# TASK STATEMENT:
Copy out all the lines exactly. Omit pictures.

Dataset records
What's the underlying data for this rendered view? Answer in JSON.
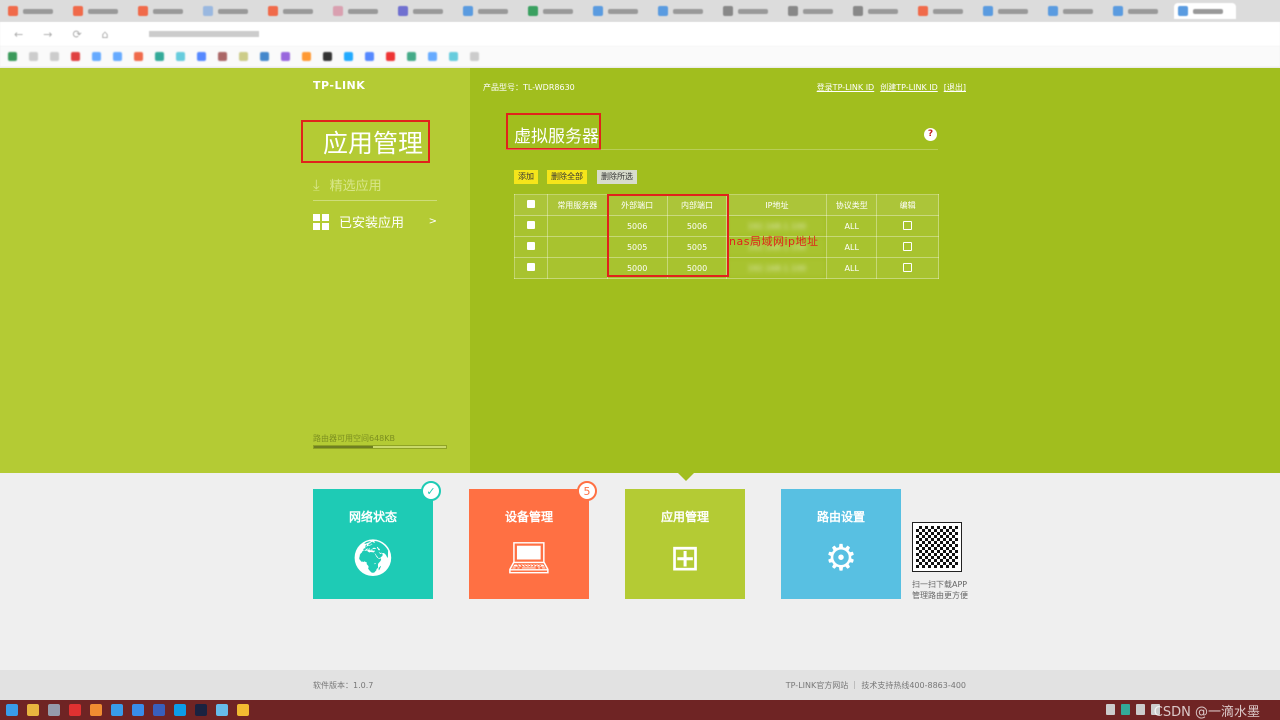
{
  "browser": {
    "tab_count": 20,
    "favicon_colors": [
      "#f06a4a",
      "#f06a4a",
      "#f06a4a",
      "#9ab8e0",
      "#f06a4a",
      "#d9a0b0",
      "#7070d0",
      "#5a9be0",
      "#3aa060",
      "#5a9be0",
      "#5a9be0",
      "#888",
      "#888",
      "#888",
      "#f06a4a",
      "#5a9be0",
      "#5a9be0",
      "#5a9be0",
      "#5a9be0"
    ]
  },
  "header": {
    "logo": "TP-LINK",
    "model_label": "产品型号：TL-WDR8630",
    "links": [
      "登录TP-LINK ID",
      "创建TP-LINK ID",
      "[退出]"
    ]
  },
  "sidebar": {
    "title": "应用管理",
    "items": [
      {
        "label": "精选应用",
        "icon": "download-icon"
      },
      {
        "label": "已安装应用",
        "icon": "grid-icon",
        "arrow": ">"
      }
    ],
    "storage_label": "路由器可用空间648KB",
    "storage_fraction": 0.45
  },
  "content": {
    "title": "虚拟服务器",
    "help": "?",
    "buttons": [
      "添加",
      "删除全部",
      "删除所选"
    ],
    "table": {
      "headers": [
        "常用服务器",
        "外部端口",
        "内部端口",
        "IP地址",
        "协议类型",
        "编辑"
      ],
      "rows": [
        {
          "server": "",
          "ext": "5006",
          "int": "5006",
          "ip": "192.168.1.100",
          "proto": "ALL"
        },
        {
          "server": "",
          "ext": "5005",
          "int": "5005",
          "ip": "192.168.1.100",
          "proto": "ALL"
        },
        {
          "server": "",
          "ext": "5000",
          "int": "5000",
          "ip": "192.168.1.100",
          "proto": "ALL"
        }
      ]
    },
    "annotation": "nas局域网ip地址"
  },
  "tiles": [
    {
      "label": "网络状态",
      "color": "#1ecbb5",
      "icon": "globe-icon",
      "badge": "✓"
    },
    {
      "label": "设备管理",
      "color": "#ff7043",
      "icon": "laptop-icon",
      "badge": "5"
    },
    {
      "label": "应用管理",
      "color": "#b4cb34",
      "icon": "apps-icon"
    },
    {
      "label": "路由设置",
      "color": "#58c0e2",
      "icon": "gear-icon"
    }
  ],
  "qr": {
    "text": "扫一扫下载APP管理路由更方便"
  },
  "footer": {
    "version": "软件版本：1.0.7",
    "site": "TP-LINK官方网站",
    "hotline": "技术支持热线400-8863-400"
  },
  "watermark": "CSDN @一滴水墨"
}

# EXERCISE RESPONSE:
What's the underlying data for this rendered view? Answer in JSON.
{
  "browser": {
    "tab_count": 20,
    "favicon_colors": [
      "#f06a4a",
      "#f06a4a",
      "#f06a4a",
      "#9ab8e0",
      "#f06a4a",
      "#d9a0b0",
      "#7070d0",
      "#5a9be0",
      "#3aa060",
      "#5a9be0",
      "#5a9be0",
      "#888",
      "#888",
      "#888",
      "#f06a4a",
      "#5a9be0",
      "#5a9be0",
      "#5a9be0",
      "#5a9be0"
    ]
  },
  "header": {
    "logo": "TP-LINK",
    "model_label": "产品型号：TL-WDR8630",
    "links": [
      "登录TP-LINK ID",
      "创建TP-LINK ID",
      "[退出]"
    ]
  },
  "sidebar": {
    "title": "应用管理",
    "items": [
      {
        "label": "精选应用",
        "icon": "download-icon"
      },
      {
        "label": "已安装应用",
        "icon": "grid-icon",
        "arrow": ">"
      }
    ],
    "storage_label": "路由器可用空间648KB",
    "storage_fraction": 0.45
  },
  "content": {
    "title": "虚拟服务器",
    "help": "?",
    "buttons": [
      "添加",
      "删除全部",
      "删除所选"
    ],
    "table": {
      "headers": [
        "常用服务器",
        "外部端口",
        "内部端口",
        "IP地址",
        "协议类型",
        "编辑"
      ],
      "rows": [
        {
          "server": "",
          "ext": "5006",
          "int": "5006",
          "ip": "192.168.1.100",
          "proto": "ALL"
        },
        {
          "server": "",
          "ext": "5005",
          "int": "5005",
          "ip": "192.168.1.100",
          "proto": "ALL"
        },
        {
          "server": "",
          "ext": "5000",
          "int": "5000",
          "ip": "192.168.1.100",
          "proto": "ALL"
        }
      ]
    },
    "annotation": "nas局域网ip地址"
  },
  "tiles": [
    {
      "label": "网络状态",
      "color": "#1ecbb5",
      "icon": "globe-icon",
      "badge": "✓"
    },
    {
      "label": "设备管理",
      "color": "#ff7043",
      "icon": "laptop-icon",
      "badge": "5"
    },
    {
      "label": "应用管理",
      "color": "#b4cb34",
      "icon": "apps-icon"
    },
    {
      "label": "路由设置",
      "color": "#58c0e2",
      "icon": "gear-icon"
    }
  ],
  "qr": {
    "text": "扫一扫下载APP管理路由更方便"
  },
  "footer": {
    "version": "软件版本：1.0.7",
    "site": "TP-LINK官方网站",
    "hotline": "技术支持热线400-8863-400"
  },
  "watermark": "CSDN @一滴水墨"
}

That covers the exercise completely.